* **What is asked**:
Go through the entries below and collect each line with the string "JSON" in it.

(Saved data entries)
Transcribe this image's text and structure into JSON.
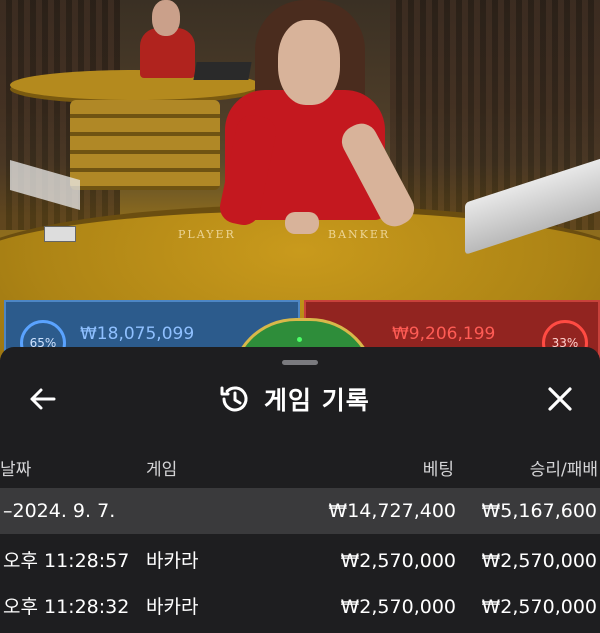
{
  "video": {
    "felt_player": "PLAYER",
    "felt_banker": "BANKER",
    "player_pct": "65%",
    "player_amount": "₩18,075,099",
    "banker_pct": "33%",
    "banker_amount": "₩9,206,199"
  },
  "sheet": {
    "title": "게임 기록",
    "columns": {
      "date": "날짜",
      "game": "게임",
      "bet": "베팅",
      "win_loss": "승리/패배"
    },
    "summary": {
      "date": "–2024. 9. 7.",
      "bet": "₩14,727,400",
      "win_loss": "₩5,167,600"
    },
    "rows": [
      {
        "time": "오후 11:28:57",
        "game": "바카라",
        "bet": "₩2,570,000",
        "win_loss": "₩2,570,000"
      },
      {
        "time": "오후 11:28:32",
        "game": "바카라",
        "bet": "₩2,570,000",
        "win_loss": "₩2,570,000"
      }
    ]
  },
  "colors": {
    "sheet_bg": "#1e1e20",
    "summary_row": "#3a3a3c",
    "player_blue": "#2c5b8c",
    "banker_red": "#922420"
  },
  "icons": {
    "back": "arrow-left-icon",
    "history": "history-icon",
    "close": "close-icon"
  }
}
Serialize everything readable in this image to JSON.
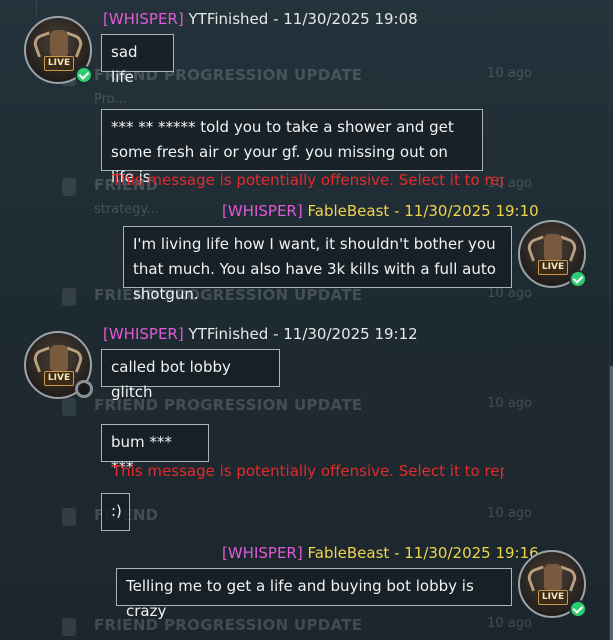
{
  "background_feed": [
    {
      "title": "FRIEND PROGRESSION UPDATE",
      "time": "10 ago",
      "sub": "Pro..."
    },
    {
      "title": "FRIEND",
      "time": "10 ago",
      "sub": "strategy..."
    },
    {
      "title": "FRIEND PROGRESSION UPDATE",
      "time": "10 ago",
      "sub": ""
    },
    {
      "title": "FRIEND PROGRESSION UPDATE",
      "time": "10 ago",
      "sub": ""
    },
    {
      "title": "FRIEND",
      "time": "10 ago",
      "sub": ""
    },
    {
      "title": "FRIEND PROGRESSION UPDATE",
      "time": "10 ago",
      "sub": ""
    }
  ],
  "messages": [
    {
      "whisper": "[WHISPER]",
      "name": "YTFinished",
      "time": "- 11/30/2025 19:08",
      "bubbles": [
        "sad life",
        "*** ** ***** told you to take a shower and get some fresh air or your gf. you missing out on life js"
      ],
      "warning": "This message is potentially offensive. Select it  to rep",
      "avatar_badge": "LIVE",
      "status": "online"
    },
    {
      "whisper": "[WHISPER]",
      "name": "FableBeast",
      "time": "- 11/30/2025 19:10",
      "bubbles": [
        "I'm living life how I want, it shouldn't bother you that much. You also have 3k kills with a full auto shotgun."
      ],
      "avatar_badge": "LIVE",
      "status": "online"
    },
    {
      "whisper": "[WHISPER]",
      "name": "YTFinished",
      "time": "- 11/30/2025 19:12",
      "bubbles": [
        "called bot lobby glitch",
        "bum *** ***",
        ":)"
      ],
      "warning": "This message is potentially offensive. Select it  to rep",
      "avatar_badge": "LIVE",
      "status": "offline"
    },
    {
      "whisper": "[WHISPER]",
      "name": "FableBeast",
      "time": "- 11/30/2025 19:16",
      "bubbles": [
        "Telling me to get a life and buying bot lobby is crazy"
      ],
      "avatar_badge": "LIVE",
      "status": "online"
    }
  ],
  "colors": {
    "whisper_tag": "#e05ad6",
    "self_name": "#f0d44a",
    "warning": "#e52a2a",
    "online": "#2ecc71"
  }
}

---

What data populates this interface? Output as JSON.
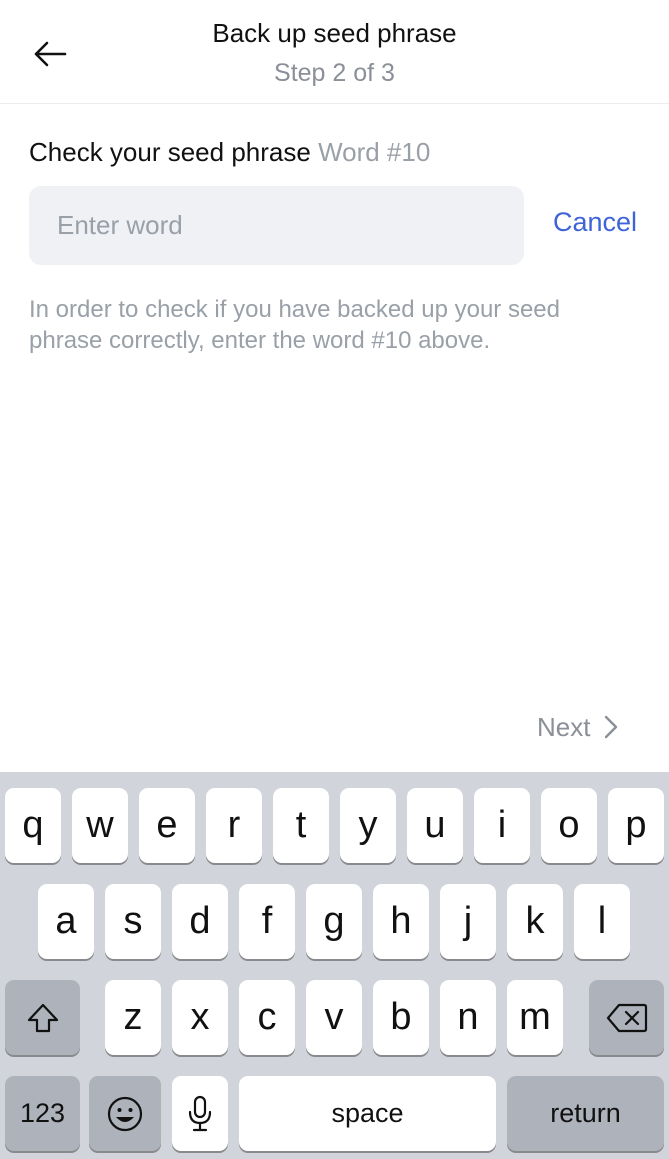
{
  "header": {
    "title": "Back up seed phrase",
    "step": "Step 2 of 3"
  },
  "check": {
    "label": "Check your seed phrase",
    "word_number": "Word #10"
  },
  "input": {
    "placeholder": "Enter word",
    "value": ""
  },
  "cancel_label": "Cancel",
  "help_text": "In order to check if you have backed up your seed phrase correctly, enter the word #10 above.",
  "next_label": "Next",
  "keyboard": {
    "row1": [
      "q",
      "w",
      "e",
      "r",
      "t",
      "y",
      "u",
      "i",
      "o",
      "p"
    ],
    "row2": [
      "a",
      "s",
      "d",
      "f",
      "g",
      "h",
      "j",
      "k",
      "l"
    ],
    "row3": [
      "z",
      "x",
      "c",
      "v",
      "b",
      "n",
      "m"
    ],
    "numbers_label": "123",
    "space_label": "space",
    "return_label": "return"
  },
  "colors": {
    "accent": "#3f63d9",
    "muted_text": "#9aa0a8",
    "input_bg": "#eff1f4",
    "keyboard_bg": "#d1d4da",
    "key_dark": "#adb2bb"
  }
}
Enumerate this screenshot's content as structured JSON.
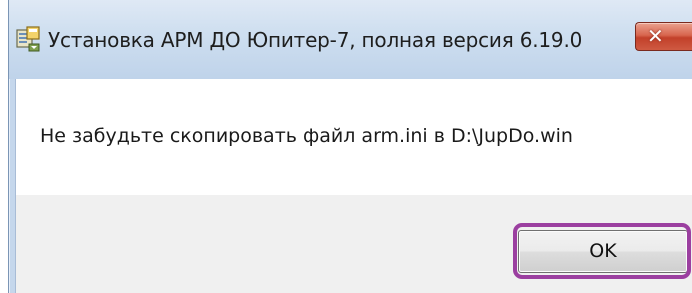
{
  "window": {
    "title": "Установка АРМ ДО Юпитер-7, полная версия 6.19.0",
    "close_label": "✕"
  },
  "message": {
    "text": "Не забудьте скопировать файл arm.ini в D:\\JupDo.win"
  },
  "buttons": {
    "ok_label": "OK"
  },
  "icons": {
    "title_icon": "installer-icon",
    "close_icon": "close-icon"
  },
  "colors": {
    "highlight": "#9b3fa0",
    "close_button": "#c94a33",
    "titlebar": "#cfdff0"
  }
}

* **Result of this task**:
Transcribe this image's text and structure into JSON.
Serialize everything readable in this image to JSON.
What data populates this interface? Output as JSON.
Enumerate this screenshot's content as structured JSON.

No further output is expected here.